В 1875 году Вернике наблюдал зеркальную картину дефекта Леборна. Один из его пациентов свободно владел речью, но не мог ее понимать. Если врач говорил ему “положить предмет А на предмет Б”, пациент терялся в догадках, о чем же его просят. Вернике связал дефицит понимания речи с повреждением задней части левого полушария, теперь известной как зона Вернике (рис. 1.1).
Он же выяснил, что такие сложные психические функции, как речь, нельзя локализовать в одной области мозга: они задействуют несколько взаимосвязанных областей. Подобные сети формируют нейронную “проводку” мозга. Вернике показал не только то, что за понимание и производство речи отвечают разные области мозга, но и то, что эти области связаны друг с другом дугообразным пучком. Информация, которую мы получаем при чтении, через глаза передается в зрительную кору, а информация, которую мы слышим, через уши поступает в слуховую кору. Затем информация из этих двух участков коры объединяется в зоне Вернике, где преобразуется в нейронный код7 для понимания речи. Только после этого информация передается в зону Брока, позволяя нам выражать свои мысли (рис. 1.1).
Вернике предсказал, что однажды кто-нибудь выявит расстройство речи, вызванное разрывом связи между зонами Вернике и Брока. Так и оказалось: люди с поврежденным дугообразным пучком не испытывают трудностей с пониманием речи и изъяснением, однако эти функции осуществляются независимо. Это немного напоминает президентскую пресс-конференцию: информация поступает, информация выходит, но между первой и второй нет никакой логической связи.

_Цель задания_.
Выпишите все структуры мозга, которые названы в абзаце отрывка для чтения, начинающемся словами «Он же выяснил».

_Данные для упражнения_.
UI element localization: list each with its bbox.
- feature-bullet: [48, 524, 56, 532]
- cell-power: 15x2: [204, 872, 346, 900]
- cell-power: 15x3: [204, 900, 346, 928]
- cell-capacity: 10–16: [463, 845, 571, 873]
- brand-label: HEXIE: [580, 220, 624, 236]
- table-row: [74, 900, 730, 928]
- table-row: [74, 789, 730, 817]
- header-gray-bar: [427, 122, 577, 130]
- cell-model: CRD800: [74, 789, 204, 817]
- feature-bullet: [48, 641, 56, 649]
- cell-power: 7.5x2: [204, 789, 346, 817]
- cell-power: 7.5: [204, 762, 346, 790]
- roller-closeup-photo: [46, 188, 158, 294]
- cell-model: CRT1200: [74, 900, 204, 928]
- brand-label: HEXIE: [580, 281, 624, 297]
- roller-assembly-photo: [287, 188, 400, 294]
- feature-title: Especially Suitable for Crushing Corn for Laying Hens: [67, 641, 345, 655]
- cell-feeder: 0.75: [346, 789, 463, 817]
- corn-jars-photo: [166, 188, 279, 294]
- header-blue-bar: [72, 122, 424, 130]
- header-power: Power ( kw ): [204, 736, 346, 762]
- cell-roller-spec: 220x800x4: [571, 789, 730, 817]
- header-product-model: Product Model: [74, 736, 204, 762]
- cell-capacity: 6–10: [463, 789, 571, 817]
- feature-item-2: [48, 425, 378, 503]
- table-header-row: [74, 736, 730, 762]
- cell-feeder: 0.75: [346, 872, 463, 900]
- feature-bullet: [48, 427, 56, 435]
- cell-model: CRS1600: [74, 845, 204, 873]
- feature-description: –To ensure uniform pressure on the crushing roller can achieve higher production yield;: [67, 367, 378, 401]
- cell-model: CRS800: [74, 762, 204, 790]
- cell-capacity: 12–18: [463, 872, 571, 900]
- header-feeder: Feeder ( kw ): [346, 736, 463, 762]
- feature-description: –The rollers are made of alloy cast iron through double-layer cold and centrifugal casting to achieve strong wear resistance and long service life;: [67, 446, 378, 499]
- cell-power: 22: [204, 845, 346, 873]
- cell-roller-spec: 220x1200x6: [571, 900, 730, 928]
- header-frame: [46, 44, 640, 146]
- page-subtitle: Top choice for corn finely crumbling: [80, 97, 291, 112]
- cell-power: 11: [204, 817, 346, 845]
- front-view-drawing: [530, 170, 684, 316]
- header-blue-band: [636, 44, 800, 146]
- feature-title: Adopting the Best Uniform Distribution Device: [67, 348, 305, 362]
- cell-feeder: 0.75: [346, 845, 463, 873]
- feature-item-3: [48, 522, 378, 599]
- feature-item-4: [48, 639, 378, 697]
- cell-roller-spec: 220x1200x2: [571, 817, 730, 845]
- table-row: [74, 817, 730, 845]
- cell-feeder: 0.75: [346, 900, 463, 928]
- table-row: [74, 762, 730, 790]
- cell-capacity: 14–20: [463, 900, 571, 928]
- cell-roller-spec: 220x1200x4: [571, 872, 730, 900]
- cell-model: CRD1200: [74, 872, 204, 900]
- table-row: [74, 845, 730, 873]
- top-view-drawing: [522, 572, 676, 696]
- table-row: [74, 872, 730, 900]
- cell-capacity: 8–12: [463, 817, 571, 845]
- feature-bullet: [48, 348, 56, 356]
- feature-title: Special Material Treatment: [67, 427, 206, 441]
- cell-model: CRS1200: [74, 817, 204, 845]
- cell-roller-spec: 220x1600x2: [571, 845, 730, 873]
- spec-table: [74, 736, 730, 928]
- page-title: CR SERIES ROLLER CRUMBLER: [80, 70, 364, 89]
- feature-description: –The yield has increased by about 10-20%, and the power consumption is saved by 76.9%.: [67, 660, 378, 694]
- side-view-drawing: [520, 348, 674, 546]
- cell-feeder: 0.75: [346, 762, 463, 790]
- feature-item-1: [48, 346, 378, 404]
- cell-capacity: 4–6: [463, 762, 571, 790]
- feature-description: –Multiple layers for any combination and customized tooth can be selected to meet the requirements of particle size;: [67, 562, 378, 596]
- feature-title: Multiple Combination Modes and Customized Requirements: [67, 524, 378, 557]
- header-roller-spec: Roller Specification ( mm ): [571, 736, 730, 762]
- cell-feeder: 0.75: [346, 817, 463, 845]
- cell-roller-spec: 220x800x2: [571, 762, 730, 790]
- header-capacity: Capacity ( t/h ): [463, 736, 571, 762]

_Ответ на задание_.
Дугообразный пучок, зрительная кора, слуховая кора, зона Вернике, зона Брока.